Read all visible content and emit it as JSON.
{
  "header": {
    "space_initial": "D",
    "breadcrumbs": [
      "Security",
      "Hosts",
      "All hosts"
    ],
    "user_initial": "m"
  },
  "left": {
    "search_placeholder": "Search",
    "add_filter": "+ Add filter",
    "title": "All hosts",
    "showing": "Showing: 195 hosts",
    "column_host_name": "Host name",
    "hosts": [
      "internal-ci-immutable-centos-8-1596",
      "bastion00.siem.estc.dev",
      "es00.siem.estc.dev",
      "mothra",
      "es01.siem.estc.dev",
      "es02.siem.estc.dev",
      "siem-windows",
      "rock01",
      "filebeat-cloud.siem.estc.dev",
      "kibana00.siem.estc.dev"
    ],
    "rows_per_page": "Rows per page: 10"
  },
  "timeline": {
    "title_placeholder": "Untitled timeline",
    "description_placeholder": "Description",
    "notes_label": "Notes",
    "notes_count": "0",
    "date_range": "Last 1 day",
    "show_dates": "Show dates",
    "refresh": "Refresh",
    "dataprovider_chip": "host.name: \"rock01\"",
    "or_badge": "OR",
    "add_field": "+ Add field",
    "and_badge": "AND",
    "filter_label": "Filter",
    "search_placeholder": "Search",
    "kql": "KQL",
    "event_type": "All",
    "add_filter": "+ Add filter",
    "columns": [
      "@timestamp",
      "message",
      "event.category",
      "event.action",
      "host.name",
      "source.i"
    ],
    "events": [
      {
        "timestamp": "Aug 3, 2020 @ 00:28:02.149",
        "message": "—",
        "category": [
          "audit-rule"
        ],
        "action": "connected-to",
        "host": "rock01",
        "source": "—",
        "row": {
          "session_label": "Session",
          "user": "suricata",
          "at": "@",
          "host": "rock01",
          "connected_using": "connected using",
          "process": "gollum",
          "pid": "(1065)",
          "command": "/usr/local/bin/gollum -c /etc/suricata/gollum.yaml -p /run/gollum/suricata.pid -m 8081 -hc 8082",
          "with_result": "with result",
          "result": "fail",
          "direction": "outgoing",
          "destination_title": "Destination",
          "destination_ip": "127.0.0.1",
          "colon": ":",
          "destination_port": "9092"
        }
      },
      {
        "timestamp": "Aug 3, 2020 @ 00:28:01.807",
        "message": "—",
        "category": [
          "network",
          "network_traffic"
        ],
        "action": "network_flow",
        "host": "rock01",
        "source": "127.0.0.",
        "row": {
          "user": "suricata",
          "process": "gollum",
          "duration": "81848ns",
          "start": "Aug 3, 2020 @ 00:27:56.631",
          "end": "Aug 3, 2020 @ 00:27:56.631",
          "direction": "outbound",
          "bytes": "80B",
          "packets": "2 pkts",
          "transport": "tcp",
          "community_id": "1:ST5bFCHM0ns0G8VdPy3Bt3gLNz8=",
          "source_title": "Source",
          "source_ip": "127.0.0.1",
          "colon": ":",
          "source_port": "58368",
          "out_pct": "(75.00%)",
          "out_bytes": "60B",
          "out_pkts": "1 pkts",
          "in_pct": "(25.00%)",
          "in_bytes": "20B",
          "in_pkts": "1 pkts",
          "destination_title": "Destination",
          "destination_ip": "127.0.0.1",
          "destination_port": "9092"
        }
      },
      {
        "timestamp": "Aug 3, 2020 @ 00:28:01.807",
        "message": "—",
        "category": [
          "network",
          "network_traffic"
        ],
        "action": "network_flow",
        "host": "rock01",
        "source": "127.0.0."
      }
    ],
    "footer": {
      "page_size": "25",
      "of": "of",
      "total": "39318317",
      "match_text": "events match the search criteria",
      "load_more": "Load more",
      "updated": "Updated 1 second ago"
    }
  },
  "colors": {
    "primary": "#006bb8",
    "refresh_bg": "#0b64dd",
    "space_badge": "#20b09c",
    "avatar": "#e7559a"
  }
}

# WHAT TO DO
Copy every line from the records above that contains the word "result".

# FULL OUTPUT
          "with_result": "with result",
          "result": "fail",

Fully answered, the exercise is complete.